» **INPUT ROWS**
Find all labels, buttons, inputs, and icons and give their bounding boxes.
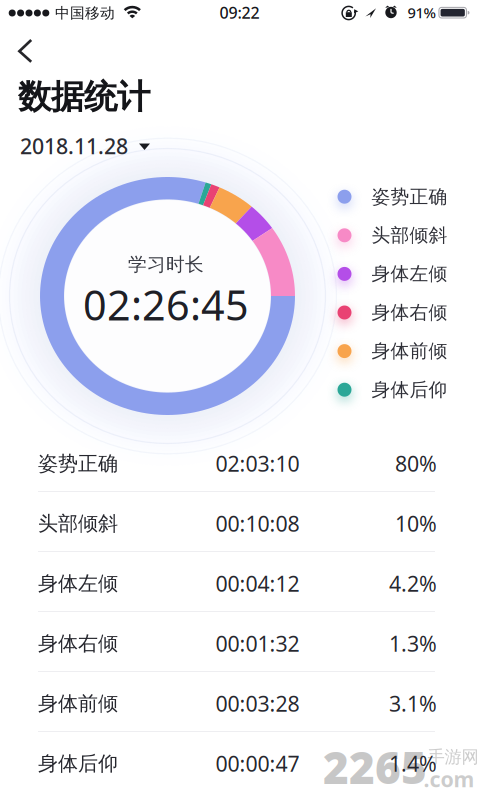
staticText: 00:00:47 [216, 749, 300, 778]
staticText: 头部倾斜 [372, 224, 448, 247]
staticText: 80% [395, 449, 437, 478]
staticText: 手游网 [428, 746, 478, 768]
staticText: 1.4% [389, 749, 437, 778]
button[interactable]: Back [0, 0, 44, 44]
staticText: 02:03:10 [216, 449, 300, 478]
staticText: 1.3% [389, 629, 437, 658]
staticText: 4.2% [389, 569, 437, 598]
staticText: 02:26:45 [83, 277, 249, 332]
staticText: 身体右倾 [372, 301, 448, 324]
staticText: 身体前倾 [372, 340, 448, 362]
staticText: 姿势正确 [38, 451, 118, 476]
staticText: 身体后仰 [38, 751, 118, 776]
staticText: 身体左倾 [38, 571, 118, 596]
staticText: 00:10:08 [216, 509, 300, 538]
staticText: 91% [408, 3, 436, 22]
staticText: 3.1% [389, 689, 437, 718]
staticText: 姿势正确 [372, 185, 448, 208]
staticText: 身体后仰 [372, 378, 448, 401]
staticText: 00:01:32 [216, 629, 300, 658]
staticText: 中国移动 [55, 4, 115, 22]
staticText: 身体左倾 [372, 262, 448, 285]
staticText: 身体右倾 [38, 631, 118, 656]
staticText: 2265 [323, 738, 427, 796]
staticText: 09:22 [220, 2, 260, 23]
button[interactable]: 2018.11.28 [20, 132, 154, 160]
staticText: 学习时长 [128, 253, 204, 276]
staticText: 00:04:12 [216, 569, 300, 598]
staticText: .com [424, 765, 474, 793]
staticText: 2018.11.28 [20, 132, 128, 160]
staticText: 10% [395, 509, 437, 538]
staticText: 00:03:28 [216, 689, 300, 718]
staticText: 头部倾斜 [38, 511, 118, 536]
staticText: 身体前倾 [38, 691, 118, 716]
staticText: 数据统计 [18, 76, 150, 117]
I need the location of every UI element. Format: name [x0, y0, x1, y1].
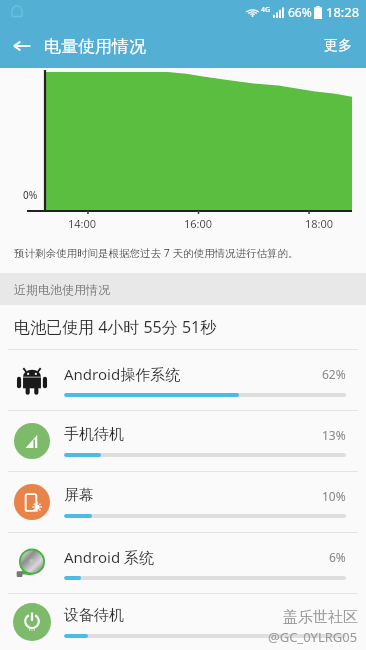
button[interactable]: 设备待机: [0, 594, 366, 650]
staticText: 更多: [324, 37, 352, 55]
staticText: 盖乐世社区: [283, 608, 358, 627]
staticText: 0%: [23, 188, 38, 202]
staticText: 18:28: [326, 3, 360, 21]
staticText: 6%: [329, 549, 346, 565]
button[interactable]: Android操作系统: [0, 350, 366, 410]
staticText: 13%: [322, 427, 346, 443]
button[interactable]: 更多: [310, 27, 366, 65]
staticText: 电池已使用 4小时 55分 51秒: [14, 316, 217, 338]
staticText: @GC_0YLRG05: [268, 628, 358, 646]
button[interactable]: 手机待机: [0, 411, 366, 471]
staticText: 66%: [288, 4, 312, 20]
staticText: Android操作系统: [64, 364, 322, 384]
staticText: 手机待机: [64, 425, 322, 444]
staticText: 4G: [261, 5, 271, 15]
staticText: 预计剩余使用时间是根据您过去 7 天的使用情况进行估算的。: [14, 246, 352, 260]
staticText: 近期电池使用情况: [14, 282, 110, 297]
button[interactable]: 屏幕: [0, 472, 366, 532]
button[interactable]: Android 系统: [0, 533, 366, 593]
staticText: 18:00: [305, 216, 334, 231]
staticText: 16:00: [184, 216, 213, 231]
staticText: 设备待机: [64, 606, 346, 625]
staticText: Android 系统: [64, 547, 329, 567]
staticText: 屏幕: [64, 486, 322, 505]
button[interactable]: Back: [0, 24, 44, 68]
staticText: 62%: [322, 366, 346, 382]
staticText: 14:00: [68, 216, 97, 231]
staticText: 10%: [322, 488, 346, 504]
staticText: 电量使用情况: [44, 36, 146, 57]
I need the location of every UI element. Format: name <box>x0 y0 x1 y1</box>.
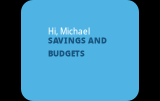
staticText: SAVINGS AND <box>48 35 107 46</box>
staticText: BUDGETS <box>48 48 85 59</box>
button[interactable]: Hi, Michael <box>21 0 139 101</box>
staticText: Hi, Michael <box>48 26 90 37</box>
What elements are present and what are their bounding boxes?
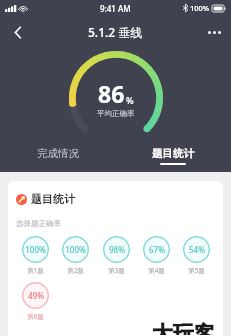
staticText: 大玩客 xyxy=(152,322,215,336)
staticText: 第4题 xyxy=(148,266,165,275)
staticText: 大玩客 xyxy=(151,321,214,335)
staticText: 大玩客 xyxy=(153,320,216,334)
staticText: 大玩客 xyxy=(152,320,215,334)
button[interactable]: 49% xyxy=(16,282,54,321)
staticText: 题目统计 xyxy=(152,147,194,160)
staticText: 第6题 xyxy=(27,312,44,321)
button[interactable]: 题目统计 xyxy=(115,140,231,172)
button[interactable]: 67% xyxy=(137,236,175,275)
staticText: 大玩客 xyxy=(153,322,216,336)
staticText: 平均正确率 xyxy=(97,109,135,118)
staticText: 选择题正确率 xyxy=(16,219,61,228)
staticText: 49% xyxy=(28,290,44,301)
staticText: 第2题 xyxy=(67,266,84,275)
staticText: % xyxy=(126,94,134,106)
button[interactable]: 完成情况 xyxy=(0,140,115,172)
staticText: 第3题 xyxy=(108,266,125,275)
staticText: 大玩客 xyxy=(152,321,215,335)
staticText: 86 xyxy=(98,78,125,109)
button[interactable]: More options xyxy=(197,16,231,48)
staticText: 第1题 xyxy=(27,266,44,275)
staticText: 题目统计 xyxy=(31,192,75,206)
button[interactable]: Back xyxy=(0,16,34,48)
button[interactable]: 100% xyxy=(16,236,54,275)
staticText: 5.1.2 垂线 xyxy=(88,24,143,40)
staticText: 67% xyxy=(149,244,165,255)
staticText: 大玩客 xyxy=(151,320,214,334)
staticText: 第5题 xyxy=(188,266,205,275)
staticText: 大玩客 xyxy=(151,322,214,336)
staticText: 9:41 AM xyxy=(100,3,131,14)
staticText: 100% xyxy=(190,3,210,13)
staticText: 98% xyxy=(109,244,125,255)
button[interactable]: 54% xyxy=(177,236,215,275)
staticText: 54% xyxy=(189,244,205,255)
staticText: 100% xyxy=(25,244,46,255)
button[interactable]: 100% xyxy=(56,236,94,275)
staticText: 100% xyxy=(65,244,86,255)
staticText: 完成情况 xyxy=(37,147,79,160)
button[interactable]: 98% xyxy=(97,236,135,275)
staticText: 大玩客 xyxy=(153,321,216,335)
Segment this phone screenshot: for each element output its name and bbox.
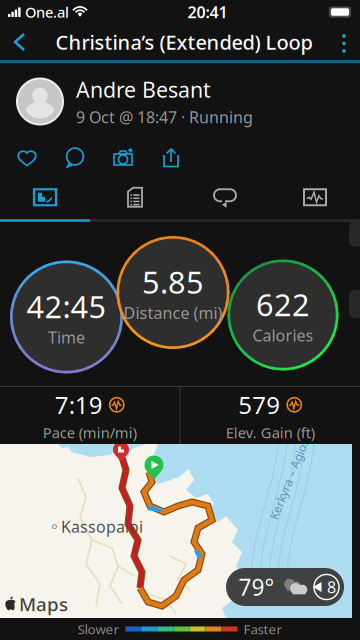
staticText: Christina’s (Extended) Loop <box>56 29 312 55</box>
staticText: Time <box>48 327 85 348</box>
staticText: 9 Oct @ 18:47 · Running <box>76 106 253 128</box>
staticText: Calories <box>252 325 314 346</box>
staticText: Elev. Gain (ft) <box>226 423 315 442</box>
staticText: Andre Besant <box>76 75 211 104</box>
staticText: 8 <box>327 576 336 598</box>
button[interactable]: Back <box>0 24 40 60</box>
button[interactable]: Share <box>158 144 184 170</box>
staticText: Kassopaioi <box>61 516 143 537</box>
button[interactable]: Charts <box>270 179 360 215</box>
staticText: 79° <box>238 572 274 602</box>
staticText: One.al <box>25 2 69 22</box>
button[interactable]: Summary <box>0 179 90 215</box>
staticText: Slower <box>78 620 120 638</box>
button[interactable]: Add photo <box>110 144 136 170</box>
button[interactable]: Comment <box>62 144 88 170</box>
staticText: Pace (min/mi) <box>43 423 137 442</box>
button[interactable]: Details <box>90 179 180 215</box>
staticText: 5.85 <box>142 262 204 302</box>
staticText: Maps <box>19 592 68 616</box>
staticText: 622 <box>256 284 310 325</box>
staticText: Faster <box>244 620 282 638</box>
staticText: Distance (mi) <box>124 302 222 323</box>
staticText: 579 <box>238 389 280 421</box>
staticText: 7:19 <box>55 389 103 421</box>
staticText: 42:45 <box>26 286 106 327</box>
staticText: Kerkyra – Agios <box>246 471 332 487</box>
staticText: 20:41 <box>188 1 228 23</box>
button[interactable]: Laps <box>180 179 270 215</box>
button[interactable]: Like <box>14 144 40 170</box>
button[interactable]: More options <box>328 24 360 60</box>
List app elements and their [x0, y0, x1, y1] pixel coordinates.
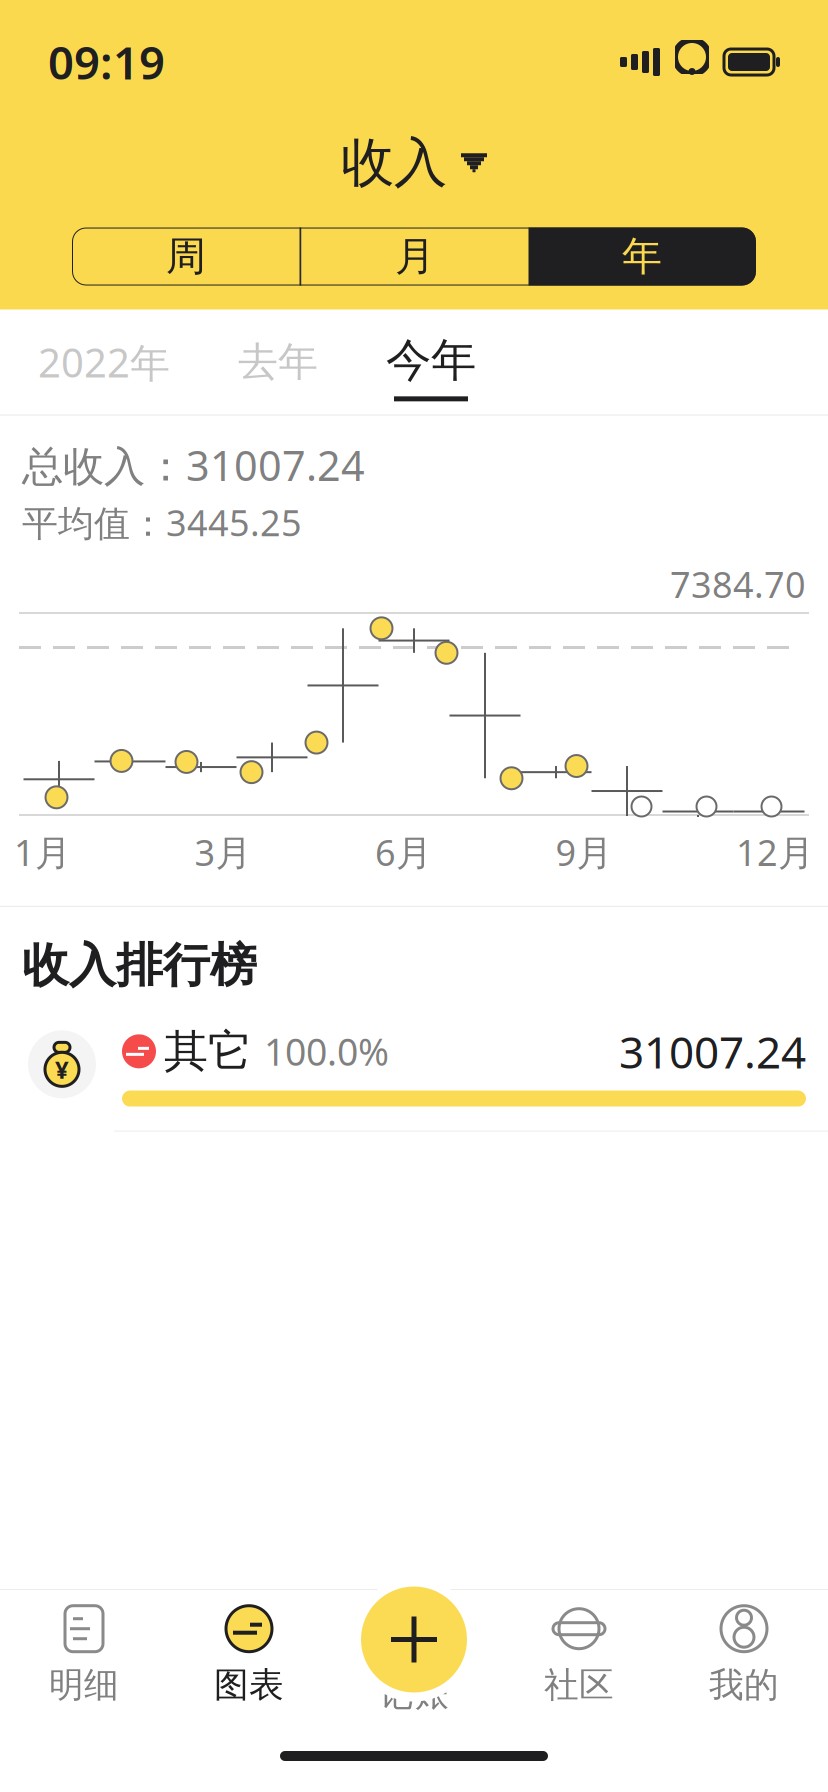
button[interactable]: 月 [302, 228, 528, 286]
staticText: 3月 [194, 828, 252, 876]
staticText: 总收入：31007.24 [22, 438, 365, 492]
button[interactable]: 年 [528, 228, 756, 286]
staticText: 收入 [341, 130, 447, 196]
staticText: 其它 [164, 1024, 252, 1078]
staticText: 我的 [709, 1664, 779, 1706]
staticText: 12月 [736, 828, 814, 876]
staticText: 明细 [49, 1664, 119, 1706]
staticText: 9月 [556, 828, 612, 876]
staticText: 社区 [544, 1664, 614, 1706]
staticText: 周 [166, 232, 206, 281]
staticText: 09:19 [48, 32, 165, 92]
button[interactable]: 今年 [374, 323, 488, 401]
staticText: 年 [622, 232, 662, 281]
button[interactable]: 社区 [496, 1590, 662, 1720]
staticText: 今年 [386, 333, 476, 388]
button[interactable]: 图表 [166, 1590, 332, 1720]
button[interactable]: 2022年 [22, 321, 186, 402]
staticText: 2022年 [38, 335, 170, 388]
staticText: 去年 [238, 337, 318, 386]
staticText: 记账 [379, 1673, 449, 1715]
staticText: 图表 [214, 1664, 284, 1706]
button[interactable]: 明细 [2, 1590, 166, 1720]
button[interactable]: 收入 [325, 124, 503, 202]
button[interactable]: 周 [72, 228, 300, 286]
staticText: 收入排行榜 [22, 937, 257, 994]
button[interactable]: 记账 [352, 1578, 476, 1702]
button[interactable]: 记账 [332, 1590, 496, 1720]
staticText: 31007.24 [619, 1022, 806, 1080]
staticText: 6月 [375, 828, 432, 876]
staticText: 7384.70 [670, 560, 806, 608]
button[interactable]: 去年 [222, 323, 334, 400]
staticText: ¥ [55, 1053, 69, 1085]
staticText: 平均值：3445.25 [22, 498, 302, 546]
button[interactable]: ¥ [0, 994, 828, 1130]
button[interactable]: 我的 [662, 1590, 826, 1720]
staticText: 月 [395, 232, 435, 281]
staticText: 1月 [14, 828, 71, 876]
staticText: 100.0% [264, 1027, 389, 1076]
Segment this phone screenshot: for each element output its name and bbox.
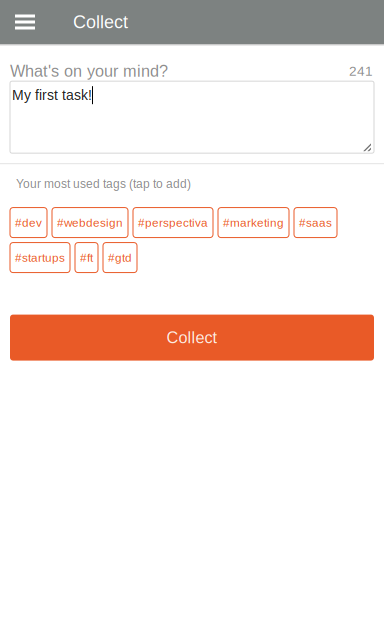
staticText: Your most used tags (tap to add) <box>16 177 191 191</box>
button[interactable]: #saas <box>294 208 337 238</box>
staticText: #marketing <box>223 216 284 229</box>
staticText: #webdesign <box>57 216 123 229</box>
staticText: #dev <box>15 216 42 229</box>
staticText: Collect <box>166 328 218 347</box>
button[interactable]: #perspectiva <box>133 208 213 238</box>
button[interactable]: #marketing <box>218 208 289 238</box>
staticText: #startups <box>15 251 65 264</box>
staticText: #ft <box>80 251 93 264</box>
staticText: 241 <box>349 64 373 79</box>
staticText: #saas <box>299 216 332 229</box>
button[interactable]: Collect <box>10 315 374 361</box>
button[interactable]: #webdesign <box>52 208 128 238</box>
button[interactable]: #dev <box>10 208 47 238</box>
staticText: #perspectiva <box>138 216 208 229</box>
button[interactable]: Menu <box>7 0 43 44</box>
staticText: Collect <box>73 12 128 32</box>
staticText: What's on your mind? <box>10 62 168 80</box>
button[interactable]: #gtd <box>103 243 137 273</box>
staticText: #gtd <box>108 251 132 264</box>
staticText: My first task! <box>12 87 92 103</box>
button[interactable]: #ft <box>75 243 98 273</box>
button[interactable]: #startups <box>10 243 70 273</box>
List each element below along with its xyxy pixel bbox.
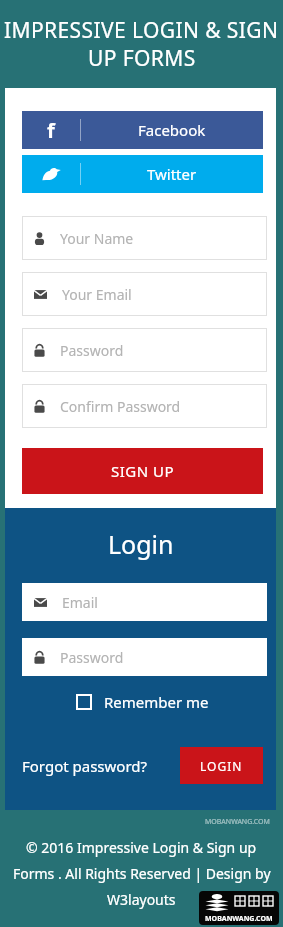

» **OBJECTIVE**
Rewrite the records from the line with "staticText: 大玩客 xyxy=(152,322,215,336)" up to and including the line with "staticText: 平均正确率 xyxy=(97,109,135,118)", changing every "题目统计" to "题目分析" and leaving the rest untouched.

» **EXERCISE RESPONSE**
staticText: 大玩客 xyxy=(152,322,215,336)
staticText: 第4题 xyxy=(148,266,165,275)
staticText: 大玩客 xyxy=(151,321,214,335)
staticText: 大玩客 xyxy=(153,320,216,334)
staticText: 大玩客 xyxy=(152,320,215,334)
button[interactable]: 49% xyxy=(16,282,54,321)
staticText: 题目分析 xyxy=(152,147,194,160)
staticText: 第6题 xyxy=(27,312,44,321)
button[interactable]: 题目分析 xyxy=(115,140,231,172)
button[interactable]: 67% xyxy=(137,236,175,275)
staticText: 大玩客 xyxy=(153,322,216,336)
staticText: 平均正确率 xyxy=(97,109,135,118)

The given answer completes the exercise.